| REQUIRED WORK |
Reproduce all of the data below without alteration; exclude every picture.
■ ■ ■
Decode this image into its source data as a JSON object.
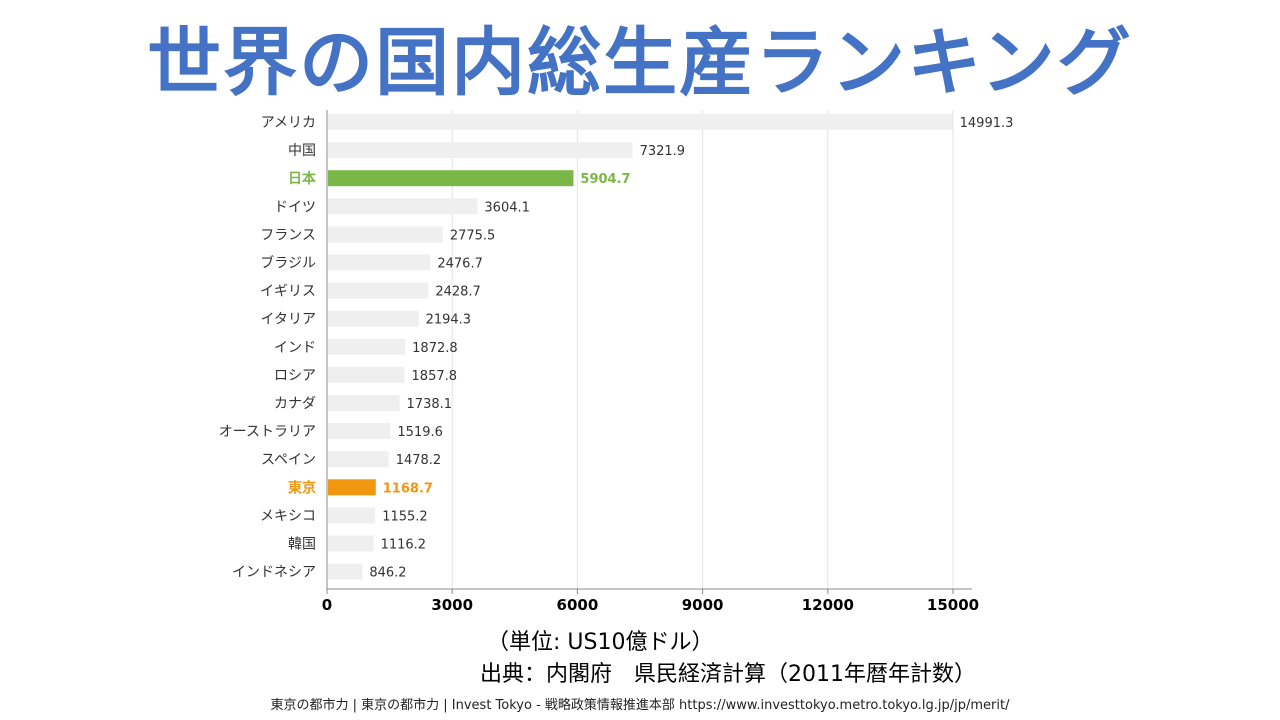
{
  "title": "世界の国内総生産ランキング",
  "unit_note": "（単位: US10億ドル）",
  "source_note": "出典：内閣府　県民経済計算（2011年暦年計数）",
  "footer": "東京の都市力 | 東京の都市力 | Invest Tokyo - 戦略政策情報推進本部 https://www.investtokyo.metro.tokyo.lg.jp/jp/merit/",
  "chart_data": {
    "type": "bar",
    "orientation": "horizontal",
    "categories": [
      "アメリカ",
      "中国",
      "日本",
      "ドイツ",
      "フランス",
      "ブラジル",
      "イギリス",
      "イタリア",
      "インド",
      "ロシア",
      "カナダ",
      "オーストラリア",
      "スペイン",
      "東京",
      "メキシコ",
      "韓国",
      "インドネシア"
    ],
    "values": [
      14991.3,
      7321.9,
      5904.7,
      3604.1,
      2775.5,
      2476.7,
      2428.7,
      2194.3,
      1872.8,
      1857.8,
      1738.1,
      1519.6,
      1478.2,
      1168.7,
      1155.2,
      1116.2,
      846.2
    ],
    "value_labels": [
      "14991.3",
      "7321.9",
      "5904.7",
      "3604.1",
      "2775.5",
      "2476.7",
      "2428.7",
      "2194.3",
      "1872.8",
      "1857.8",
      "1738.1",
      "1519.6",
      "1478.2",
      "1168.7",
      "1155.2",
      "1116.2",
      "846.2"
    ],
    "xlim": [
      0,
      15000
    ],
    "xticks": [
      0,
      3000,
      6000,
      9000,
      12000,
      15000
    ],
    "xtick_labels": [
      "0",
      "3000",
      "6000",
      "9000",
      "12000",
      "15000"
    ],
    "grid": true,
    "bar_color": "#efefef",
    "highlights": [
      {
        "category": "日本",
        "color": "#7ab648"
      },
      {
        "category": "東京",
        "color": "#f0960f"
      }
    ],
    "label_color": "#333333"
  }
}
■ ■ ■
| REPLY TO THE TASK |
Decode this image into its source data as a JSON object.
{
  "title": "世界の国内総生産ランキング",
  "unit_note": "（単位: US10億ドル）",
  "source_note": "出典：内閣府　県民経済計算（2011年暦年計数）",
  "footer": "東京の都市力 | 東京の都市力 | Invest Tokyo - 戦略政策情報推進本部 https://www.investtokyo.metro.tokyo.lg.jp/jp/merit/",
  "chart_data": {
    "type": "bar",
    "orientation": "horizontal",
    "categories": [
      "アメリカ",
      "中国",
      "日本",
      "ドイツ",
      "フランス",
      "ブラジル",
      "イギリス",
      "イタリア",
      "インド",
      "ロシア",
      "カナダ",
      "オーストラリア",
      "スペイン",
      "東京",
      "メキシコ",
      "韓国",
      "インドネシア"
    ],
    "values": [
      14991.3,
      7321.9,
      5904.7,
      3604.1,
      2775.5,
      2476.7,
      2428.7,
      2194.3,
      1872.8,
      1857.8,
      1738.1,
      1519.6,
      1478.2,
      1168.7,
      1155.2,
      1116.2,
      846.2
    ],
    "value_labels": [
      "14991.3",
      "7321.9",
      "5904.7",
      "3604.1",
      "2775.5",
      "2476.7",
      "2428.7",
      "2194.3",
      "1872.8",
      "1857.8",
      "1738.1",
      "1519.6",
      "1478.2",
      "1168.7",
      "1155.2",
      "1116.2",
      "846.2"
    ],
    "xlim": [
      0,
      15000
    ],
    "xticks": [
      0,
      3000,
      6000,
      9000,
      12000,
      15000
    ],
    "xtick_labels": [
      "0",
      "3000",
      "6000",
      "9000",
      "12000",
      "15000"
    ],
    "grid": true,
    "bar_color": "#efefef",
    "highlights": [
      {
        "category": "日本",
        "color": "#7ab648"
      },
      {
        "category": "東京",
        "color": "#f0960f"
      }
    ],
    "label_color": "#333333"
  }
}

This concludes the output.